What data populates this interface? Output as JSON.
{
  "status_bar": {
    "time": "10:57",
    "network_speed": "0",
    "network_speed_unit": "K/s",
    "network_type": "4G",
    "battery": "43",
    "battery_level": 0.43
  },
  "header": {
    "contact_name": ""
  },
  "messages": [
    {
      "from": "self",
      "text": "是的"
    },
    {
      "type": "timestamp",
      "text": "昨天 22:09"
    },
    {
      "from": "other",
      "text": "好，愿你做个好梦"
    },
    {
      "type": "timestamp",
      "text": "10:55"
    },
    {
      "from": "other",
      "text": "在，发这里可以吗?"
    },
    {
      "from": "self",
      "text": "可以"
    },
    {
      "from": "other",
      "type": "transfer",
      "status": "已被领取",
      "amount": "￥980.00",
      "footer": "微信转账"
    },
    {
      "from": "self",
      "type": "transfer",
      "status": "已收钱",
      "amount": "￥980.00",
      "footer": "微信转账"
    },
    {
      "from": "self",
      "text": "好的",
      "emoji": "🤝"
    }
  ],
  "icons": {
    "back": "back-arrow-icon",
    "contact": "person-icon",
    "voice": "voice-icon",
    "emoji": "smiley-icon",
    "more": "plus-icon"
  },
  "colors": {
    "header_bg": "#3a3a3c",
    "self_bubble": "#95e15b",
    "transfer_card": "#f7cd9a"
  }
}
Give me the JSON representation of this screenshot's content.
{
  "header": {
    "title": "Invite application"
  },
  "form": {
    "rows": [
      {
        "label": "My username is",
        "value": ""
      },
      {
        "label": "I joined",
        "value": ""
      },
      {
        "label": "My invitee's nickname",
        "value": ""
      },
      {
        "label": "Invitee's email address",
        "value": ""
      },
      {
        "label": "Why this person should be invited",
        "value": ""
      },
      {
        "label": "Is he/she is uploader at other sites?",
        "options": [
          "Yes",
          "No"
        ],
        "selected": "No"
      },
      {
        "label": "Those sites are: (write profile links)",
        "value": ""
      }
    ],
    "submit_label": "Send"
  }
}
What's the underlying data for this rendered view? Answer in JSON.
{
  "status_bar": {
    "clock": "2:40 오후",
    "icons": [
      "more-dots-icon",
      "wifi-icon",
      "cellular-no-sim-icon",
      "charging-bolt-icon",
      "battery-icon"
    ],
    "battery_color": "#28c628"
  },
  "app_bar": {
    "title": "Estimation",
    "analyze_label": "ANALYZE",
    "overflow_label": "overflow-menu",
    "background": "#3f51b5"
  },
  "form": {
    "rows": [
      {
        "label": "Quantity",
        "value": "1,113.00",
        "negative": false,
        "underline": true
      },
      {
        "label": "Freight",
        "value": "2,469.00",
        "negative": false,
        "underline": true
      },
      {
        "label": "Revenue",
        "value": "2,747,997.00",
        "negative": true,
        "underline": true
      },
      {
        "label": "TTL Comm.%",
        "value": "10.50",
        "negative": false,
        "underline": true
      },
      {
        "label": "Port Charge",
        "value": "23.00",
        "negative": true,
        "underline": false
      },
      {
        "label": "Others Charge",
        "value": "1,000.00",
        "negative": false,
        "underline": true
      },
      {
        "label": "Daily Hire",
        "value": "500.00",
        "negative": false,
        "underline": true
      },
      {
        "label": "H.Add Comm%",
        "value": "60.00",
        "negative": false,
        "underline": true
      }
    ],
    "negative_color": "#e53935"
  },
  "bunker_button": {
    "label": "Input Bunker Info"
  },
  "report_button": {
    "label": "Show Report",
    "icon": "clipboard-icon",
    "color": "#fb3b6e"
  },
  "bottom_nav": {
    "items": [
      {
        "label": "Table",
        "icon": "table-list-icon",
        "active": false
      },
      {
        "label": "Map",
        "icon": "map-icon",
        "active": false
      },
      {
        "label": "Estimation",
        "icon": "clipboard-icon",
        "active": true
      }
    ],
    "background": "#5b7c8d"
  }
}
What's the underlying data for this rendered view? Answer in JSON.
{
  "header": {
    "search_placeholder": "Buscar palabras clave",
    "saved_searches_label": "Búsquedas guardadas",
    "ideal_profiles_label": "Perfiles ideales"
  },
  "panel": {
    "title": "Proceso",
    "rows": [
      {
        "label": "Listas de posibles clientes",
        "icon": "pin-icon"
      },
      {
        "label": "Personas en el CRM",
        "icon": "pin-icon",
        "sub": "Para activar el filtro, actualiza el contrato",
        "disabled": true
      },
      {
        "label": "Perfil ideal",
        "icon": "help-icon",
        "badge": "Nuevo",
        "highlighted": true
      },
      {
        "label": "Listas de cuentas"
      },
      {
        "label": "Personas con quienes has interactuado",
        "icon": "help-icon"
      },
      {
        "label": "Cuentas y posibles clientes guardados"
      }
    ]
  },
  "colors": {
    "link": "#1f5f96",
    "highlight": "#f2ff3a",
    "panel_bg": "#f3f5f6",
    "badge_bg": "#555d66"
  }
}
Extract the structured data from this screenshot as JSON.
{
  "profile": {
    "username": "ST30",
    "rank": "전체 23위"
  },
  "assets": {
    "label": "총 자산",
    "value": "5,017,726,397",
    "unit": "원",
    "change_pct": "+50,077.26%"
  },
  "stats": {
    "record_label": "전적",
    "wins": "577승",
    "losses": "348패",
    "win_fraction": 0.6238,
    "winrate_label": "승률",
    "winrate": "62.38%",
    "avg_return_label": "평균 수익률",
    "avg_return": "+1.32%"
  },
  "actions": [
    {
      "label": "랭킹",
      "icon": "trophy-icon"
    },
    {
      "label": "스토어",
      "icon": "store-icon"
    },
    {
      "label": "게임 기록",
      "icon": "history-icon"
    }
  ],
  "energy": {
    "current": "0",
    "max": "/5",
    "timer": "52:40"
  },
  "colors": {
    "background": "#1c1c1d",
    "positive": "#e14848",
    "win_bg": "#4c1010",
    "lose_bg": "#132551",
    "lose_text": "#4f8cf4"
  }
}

____________________

* _EXERCISE REQUIREMENTS_:
Reproduce the entries above in full by retyping them exactly.

* _WRITTEN SOLUTION_:
What data populates this interface? Output as JSON.
{
  "status_bar": {
    "time": "10:57",
    "network_speed": "0",
    "network_speed_unit": "K/s",
    "network_type": "4G",
    "battery": "43",
    "battery_level": 0.43
  },
  "header": {
    "contact_name": ""
  },
  "messages": [
    {
      "from": "self",
      "text": "是的"
    },
    {
      "type": "timestamp",
      "text": "昨天 22:09"
    },
    {
      "from": "other",
      "text": "好，愿你做个好梦"
    },
    {
      "type": "timestamp",
      "text": "10:55"
    },
    {
      "from": "other",
      "text": "在，发这里可以吗?"
    },
    {
      "from": "self",
      "text": "可以"
    },
    {
      "from": "other",
      "type": "transfer",
      "status": "已被领取",
      "amount": "￥980.00",
      "footer": "微信转账"
    },
    {
      "from": "self",
      "type": "transfer",
      "status": "已收钱",
      "amount": "￥980.00",
      "footer": "微信转账"
    },
    {
      "from": "self",
      "text": "好的",
      "emoji": "🤝"
    }
  ],
  "icons": {
    "back": "back-arrow-icon",
    "contact": "person-icon",
    "voice": "voice-icon",
    "emoji": "smiley-icon",
    "more": "plus-icon"
  },
  "colors": {
    "header_bg": "#3a3a3c",
    "self_bubble": "#95e15b",
    "transfer_card": "#f7cd9a"
  }
}
Give me the JSON representation of this screenshot's content.
{
  "header": {
    "title": "Invite application"
  },
  "form": {
    "rows": [
      {
        "label": "My username is",
        "value": ""
      },
      {
        "label": "I joined",
        "value": ""
      },
      {
        "label": "My invitee's nickname",
        "value": ""
      },
      {
        "label": "Invitee's email address",
        "value": ""
      },
      {
        "label": "Why this person should be invited",
        "value": ""
      },
      {
        "label": "Is he/she is uploader at other sites?",
        "options": [
          "Yes",
          "No"
        ],
        "selected": "No"
      },
      {
        "label": "Those sites are: (write profile links)",
        "value": ""
      }
    ],
    "submit_label": "Send"
  }
}
What's the underlying data for this rendered view? Answer in JSON.
{
  "status_bar": {
    "clock": "2:40 오후",
    "icons": [
      "more-dots-icon",
      "wifi-icon",
      "cellular-no-sim-icon",
      "charging-bolt-icon",
      "battery-icon"
    ],
    "battery_color": "#28c628"
  },
  "app_bar": {
    "title": "Estimation",
    "analyze_label": "ANALYZE",
    "overflow_label": "overflow-menu",
    "background": "#3f51b5"
  },
  "form": {
    "rows": [
      {
        "label": "Quantity",
        "value": "1,113.00",
        "negative": false,
        "underline": true
      },
      {
        "label": "Freight",
        "value": "2,469.00",
        "negative": false,
        "underline": true
      },
      {
        "label": "Revenue",
        "value": "2,747,997.00",
        "negative": true,
        "underline": true
      },
      {
        "label": "TTL Comm.%",
        "value": "10.50",
        "negative": false,
        "underline": true
      },
      {
        "label": "Port Charge",
        "value": "23.00",
        "negative": true,
        "underline": false
      },
      {
        "label": "Others Charge",
        "value": "1,000.00",
        "negative": false,
        "underline": true
      },
      {
        "label": "Daily Hire",
        "value": "500.00",
        "negative": false,
        "underline": true
      },
      {
        "label": "H.Add Comm%",
        "value": "60.00",
        "negative": false,
        "underline": true
      }
    ],
    "negative_color": "#e53935"
  },
  "bunker_button": {
    "label": "Input Bunker Info"
  },
  "report_button": {
    "label": "Show Report",
    "icon": "clipboard-icon",
    "color": "#fb3b6e"
  },
  "bottom_nav": {
    "items": [
      {
        "label": "Table",
        "icon": "table-list-icon",
        "active": false
      },
      {
        "label": "Map",
        "icon": "map-icon",
        "active": false
      },
      {
        "label": "Estimation",
        "icon": "clipboard-icon",
        "active": true
      }
    ],
    "background": "#5b7c8d"
  }
}
What's the underlying data for this rendered view? Answer in JSON.
{
  "header": {
    "search_placeholder": "Buscar palabras clave",
    "saved_searches_label": "Búsquedas guardadas",
    "ideal_profiles_label": "Perfiles ideales"
  },
  "panel": {
    "title": "Proceso",
    "rows": [
      {
        "label": "Listas de posibles clientes",
        "icon": "pin-icon"
      },
      {
        "label": "Personas en el CRM",
        "icon": "pin-icon",
        "sub": "Para activar el filtro, actualiza el contrato",
        "disabled": true
      },
      {
        "label": "Perfil ideal",
        "icon": "help-icon",
        "badge": "Nuevo",
        "highlighted": true
      },
      {
        "label": "Listas de cuentas"
      },
      {
        "label": "Personas con quienes has interactuado",
        "icon": "help-icon"
      },
      {
        "label": "Cuentas y posibles clientes guardados"
      }
    ]
  },
  "colors": {
    "link": "#1f5f96",
    "highlight": "#f2ff3a",
    "panel_bg": "#f3f5f6",
    "badge_bg": "#555d66"
  }
}
Extract the structured data from this screenshot as JSON.
{
  "profile": {
    "username": "ST30",
    "rank": "전체 23위"
  },
  "assets": {
    "label": "총 자산",
    "value": "5,017,726,397",
    "unit": "원",
    "change_pct": "+50,077.26%"
  },
  "stats": {
    "record_label": "전적",
    "wins": "577승",
    "losses": "348패",
    "win_fraction": 0.6238,
    "winrate_label": "승률",
    "winrate": "62.38%",
    "avg_return_label": "평균 수익률",
    "avg_return": "+1.32%"
  },
  "actions": [
    {
      "label": "랭킹",
      "icon": "trophy-icon"
    },
    {
      "label": "스토어",
      "icon": "store-icon"
    },
    {
      "label": "게임 기록",
      "icon": "history-icon"
    }
  ],
  "energy": {
    "current": "0",
    "max": "/5",
    "timer": "52:40"
  },
  "colors": {
    "background": "#1c1c1d",
    "positive": "#e14848",
    "win_bg": "#4c1010",
    "lose_bg": "#132551",
    "lose_text": "#4f8cf4"
  }
}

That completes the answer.